*The exercise*: Which lines in the records below contain the string "便ダイヤ管理"? Show each one in full, treating the match as case-sensitive.

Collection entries
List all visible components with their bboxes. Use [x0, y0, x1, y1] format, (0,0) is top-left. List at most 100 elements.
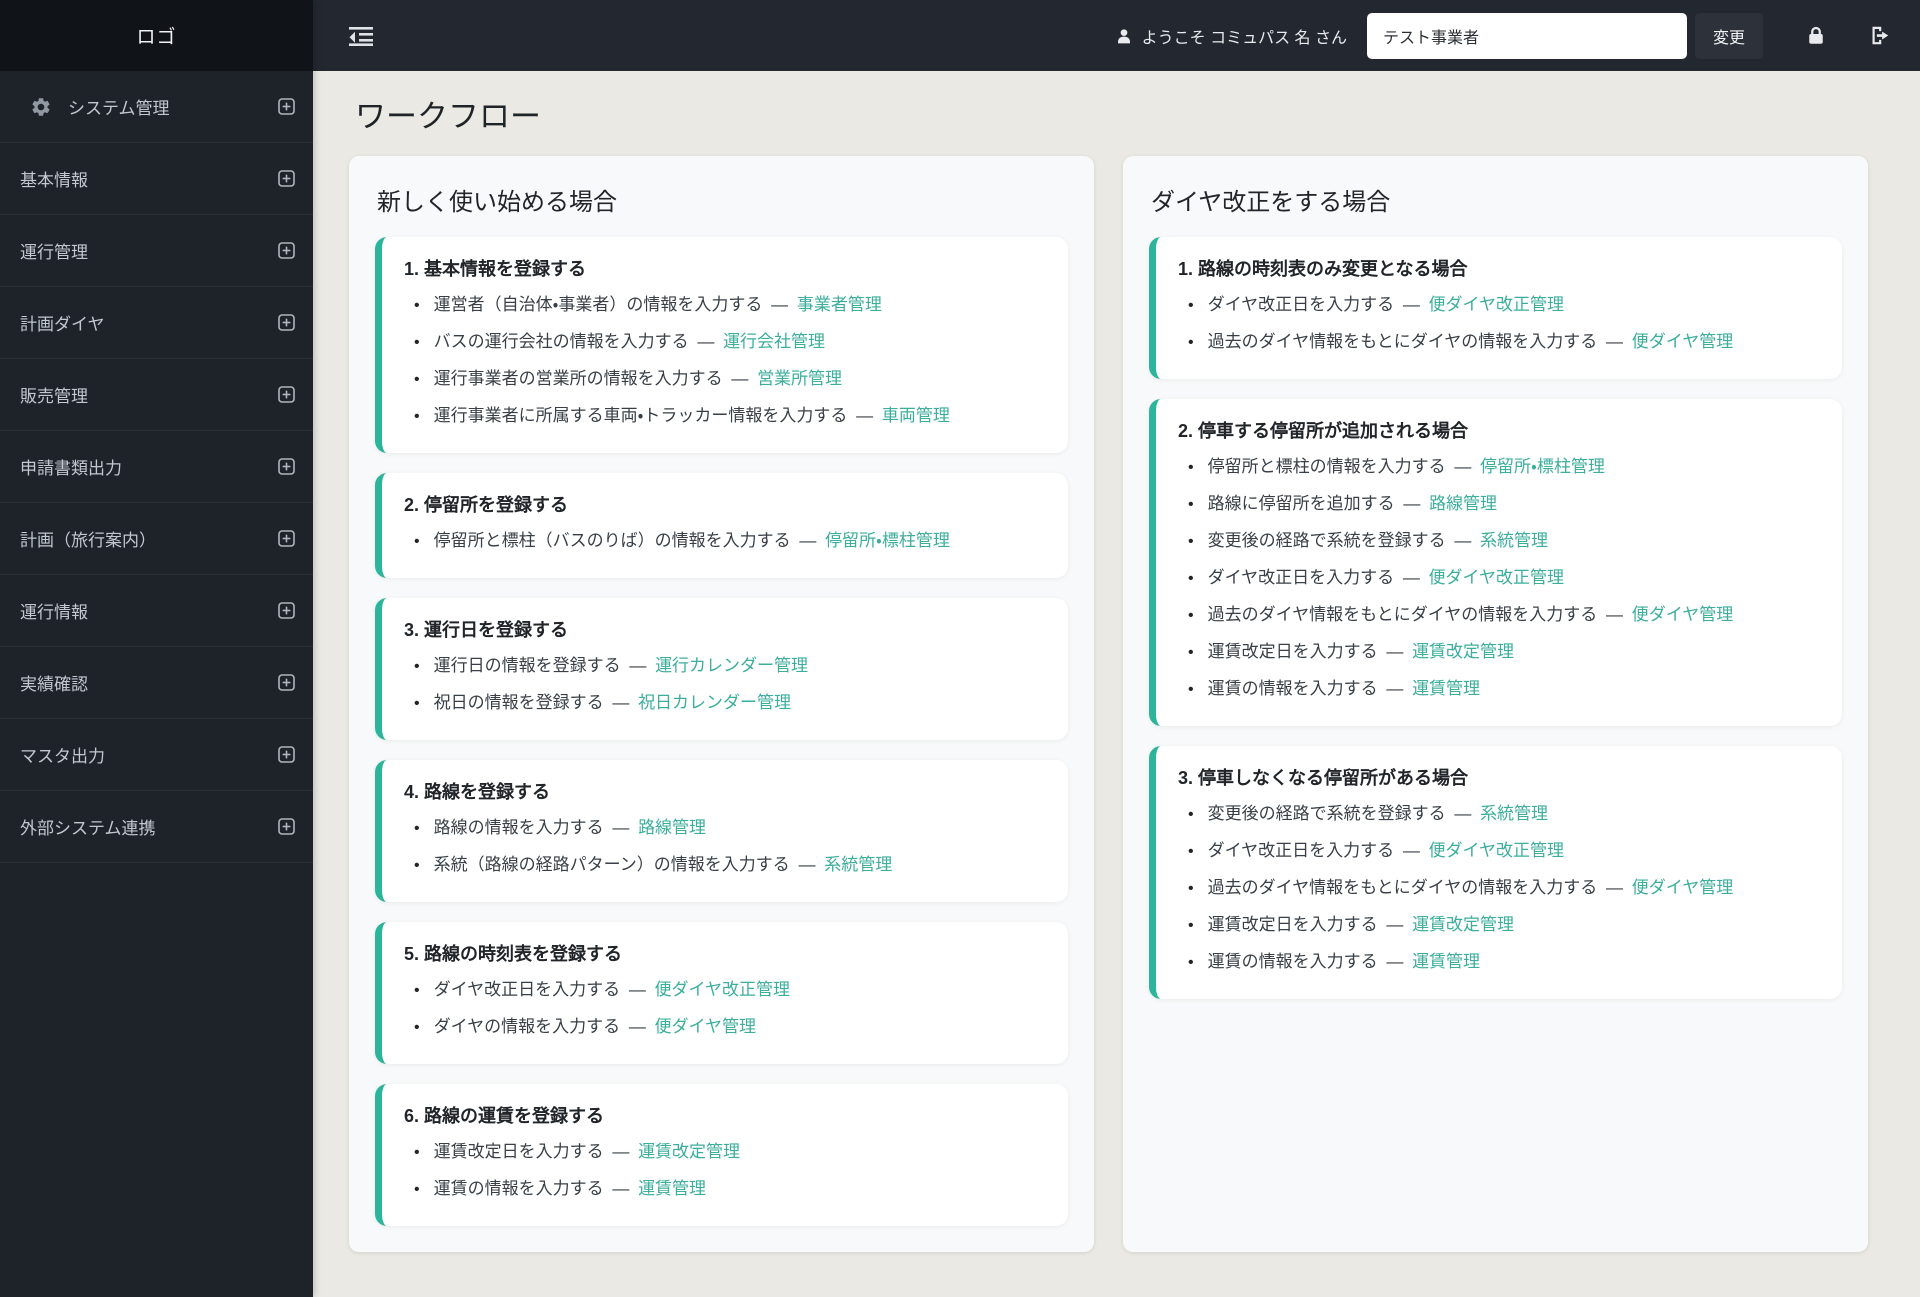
sidebar-item-6[interactable]: 計画（旅行案内） [0, 503, 313, 575]
section-list: • ダイヤ改正日を入力する — 便ダイヤ改正管理 • 過去のダイヤ情報をもとにダイヤの… [1178, 287, 1818, 361]
list-item: • 運賃の情報を入力する — 運賃管理 [1188, 944, 1818, 981]
sidebar-item-0[interactable]: システム管理 [0, 71, 313, 143]
item-text: 運賃の情報を入力する [1207, 679, 1378, 698]
sidebar-item-9[interactable]: マスタ出力 [0, 719, 313, 791]
sidebar-item-10[interactable]: 外部システム連携 [0, 791, 313, 863]
list-item: • 変更後の経路で系統を登録する — 系統管理 [1188, 796, 1818, 833]
change-operator-button[interactable]: 変更 [1694, 12, 1763, 59]
list-item: • 路線に停留所を追加する — 路線管理 [1188, 486, 1818, 523]
item-link[interactable]: 便ダイヤ改正管理 [1429, 841, 1565, 860]
sidebar-item-label: システム管理 [68, 99, 170, 118]
bullet-dot: • [414, 1019, 420, 1036]
item-text: 運営者（自治体・事業者）の情報を入力する [433, 295, 763, 314]
item-link[interactable]: 運賃改定管理 [638, 1142, 740, 1161]
plus-square-icon [278, 242, 295, 259]
sidebar-item-8[interactable]: 実績確認 [0, 647, 313, 719]
item-link[interactable]: 事業者管理 [797, 295, 882, 314]
list-item: • ダイヤ改正日を入力する — 便ダイヤ改正管理 [1188, 287, 1818, 324]
dash-separator: — [793, 855, 821, 874]
list-item: • 運営者（自治体・事業者）の情報を入力する — 事業者管理 [414, 287, 1044, 324]
sidebar-menu: システム管理 基本情報 運行管理 計画ダイヤ 販売管理 申請書類出力 計画（旅行… [0, 71, 313, 863]
list-item: • 変更後の経路で系統を登録する — 系統管理 [1188, 523, 1818, 560]
sidebar-item-2[interactable]: 運行管理 [0, 215, 313, 287]
dash-separator: — [624, 1017, 651, 1036]
bullet-dot: • [1188, 297, 1194, 314]
app-logo[interactable]: ロゴ [0, 0, 313, 71]
bullet-dot: • [414, 820, 420, 837]
outdent-icon [349, 26, 373, 46]
item-text: 運行日の情報を登録する [433, 656, 621, 675]
plus-square-icon [278, 386, 295, 403]
item-link[interactable]: 路線管理 [1429, 494, 1497, 513]
sidebar-item-5[interactable]: 申請書類出力 [0, 431, 313, 503]
item-text: ダイヤ改正日を入力する [1207, 568, 1395, 587]
item-link[interactable]: 運賃管理 [1412, 952, 1480, 971]
section-heading: 5. 路線の時刻表を登録する [404, 944, 623, 964]
item-link[interactable]: 運賃管理 [638, 1179, 706, 1198]
sidebar-item-4[interactable]: 販売管理 [0, 359, 313, 431]
item-link[interactable]: 路線管理 [638, 818, 706, 837]
item-text: 運行事業者の営業所の情報を入力する [433, 369, 723, 388]
item-link[interactable]: 便ダイヤ改正管理 [655, 980, 791, 999]
section-heading: 3. 運行日を登録する [404, 620, 569, 640]
dash-separator: — [692, 332, 720, 351]
bullet-dot: • [1188, 880, 1194, 897]
bullet-dot: • [1188, 917, 1194, 934]
item-text: ダイヤの情報を入力する [433, 1017, 621, 1036]
item-link[interactable]: 運行カレンダー管理 [655, 656, 808, 675]
card-title: 新しく使い始める場合 [377, 189, 617, 216]
item-link[interactable]: 停留所・標柱管理 [1480, 457, 1605, 476]
item-link[interactable]: 便ダイヤ管理 [1632, 605, 1734, 624]
section-heading: 2. 停留所を登録する [404, 495, 569, 515]
dash-separator: — [624, 656, 652, 675]
list-item: • 運行日の情報を登録する — 運行カレンダー管理 [414, 648, 1044, 685]
item-link[interactable]: 祝日カレンダー管理 [638, 693, 791, 712]
item-link[interactable]: 便ダイヤ管理 [1632, 878, 1734, 897]
sidebar-item-7[interactable]: 運行情報 [0, 575, 313, 647]
dash-separator: — [607, 818, 635, 837]
dash-separator: — [1381, 642, 1409, 661]
item-link[interactable]: 車両管理 [882, 406, 950, 425]
bullet-dot: • [1188, 607, 1194, 624]
sidebar-toggle-button[interactable] [349, 26, 373, 46]
list-item: • 系統（路線の経路パターン）の情報を入力する — 系統管理 [414, 847, 1044, 884]
operator-input[interactable] [1366, 12, 1687, 59]
user-icon [1117, 28, 1130, 43]
plus-square-icon [278, 674, 295, 691]
app-logo-text: ロゴ [136, 27, 177, 48]
item-link[interactable]: 運行会社管理 [723, 332, 825, 351]
item-link[interactable]: 系統管理 [1480, 531, 1548, 550]
item-link[interactable]: 運賃改定管理 [1412, 915, 1514, 934]
item-text: 運行事業者に所属する車両・トラッカー情報を入力する [433, 406, 848, 425]
item-link[interactable]: 便ダイヤ管理 [1632, 332, 1734, 351]
sidebar-item-1[interactable]: 基本情報 [0, 143, 313, 215]
item-link[interactable]: 系統管理 [1480, 804, 1548, 823]
lock-button[interactable] [1807, 25, 1825, 46]
dash-separator: — [1398, 841, 1425, 860]
item-link[interactable]: 営業所管理 [757, 369, 842, 388]
list-item: • 運賃の情報を入力する — 運賃管理 [1188, 671, 1818, 708]
item-link[interactable]: 運賃管理 [1412, 679, 1480, 698]
item-text: 変更後の経路で系統を登録する [1207, 804, 1446, 823]
dash-separator: — [1381, 915, 1409, 934]
item-link[interactable]: 便ダイヤ改正管理 [1429, 568, 1565, 587]
item-text: 系統（路線の経路パターン）の情報を入力する [433, 855, 790, 874]
dash-separator: — [1381, 679, 1409, 698]
user-greeting-text: ようこそ コミュパス 名 さん [1141, 29, 1347, 47]
item-text: ダイヤ改正日を入力する [433, 980, 621, 999]
workflow-card: ダイヤ改正をする場合 1. 路線の時刻表のみ変更となる場合 • ダイヤ改正日を入力… [1123, 156, 1868, 1252]
bullet-dot: • [414, 695, 420, 712]
dash-separator: — [1398, 494, 1426, 513]
logout-button[interactable] [1869, 25, 1890, 46]
bullet-dot: • [1188, 644, 1194, 661]
bullet-dot: • [414, 857, 420, 874]
section-heading: 6. 路線の運賃を登録する [404, 1106, 605, 1126]
item-link[interactable]: 便ダイヤ管理 [655, 1017, 757, 1036]
item-link[interactable]: 停留所・標柱管理 [825, 531, 950, 550]
item-link[interactable]: 便ダイヤ改正管理 [1429, 295, 1565, 314]
bullet-dot: • [1188, 681, 1194, 698]
item-link[interactable]: 運賃改定管理 [1412, 642, 1514, 661]
dash-separator: — [1449, 531, 1477, 550]
sidebar-item-3[interactable]: 計画ダイヤ [0, 287, 313, 359]
item-link[interactable]: 系統管理 [824, 855, 892, 874]
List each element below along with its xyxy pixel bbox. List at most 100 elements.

*Exercise result*:
item-link[interactable]: 便ダイヤ管理 [1632, 605, 1734, 624]
item-link[interactable]: 便ダイヤ管理 [1632, 878, 1734, 897]
item-link[interactable]: 便ダイヤ管理 [1632, 332, 1734, 351]
item-link[interactable]: 便ダイヤ管理 [655, 1017, 757, 1036]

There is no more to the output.